## [Goal of the exercise]
Copy all lines below exactly as written. Leave pictures out.
>> begin Information supplied
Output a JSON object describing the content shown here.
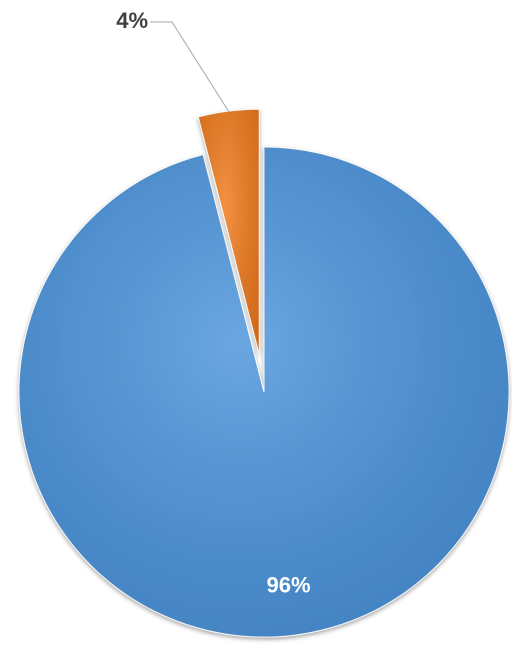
{
  "chart_data": {
    "type": "pie",
    "values": [
      96,
      4
    ],
    "value_labels": [
      "96%",
      "4%"
    ],
    "colors": [
      "#4a93dc",
      "#f07a1c"
    ],
    "exploded": [
      false,
      true
    ]
  }
}
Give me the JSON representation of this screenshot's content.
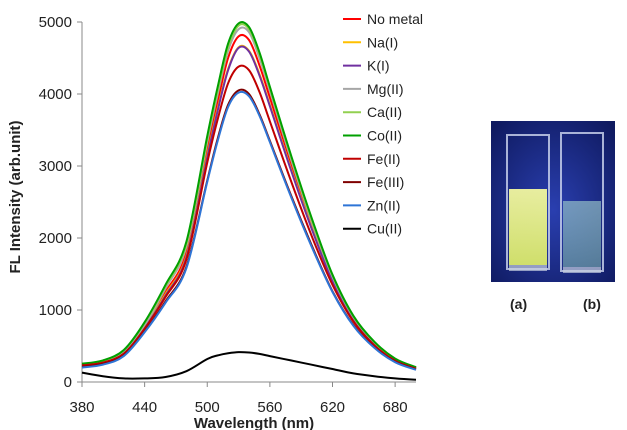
>> end Information supplied
## [Result of this exercise]
Output a JSON object describing the content shown here.
{
  "chart_data": {
    "type": "pie",
    "values": [
      96,
      4
    ],
    "value_labels": [
      "96%",
      "4%"
    ],
    "colors": [
      "#4a93dc",
      "#f07a1c"
    ],
    "exploded": [
      false,
      true
    ]
  }
}
Give me the JSON representation of this screenshot's content.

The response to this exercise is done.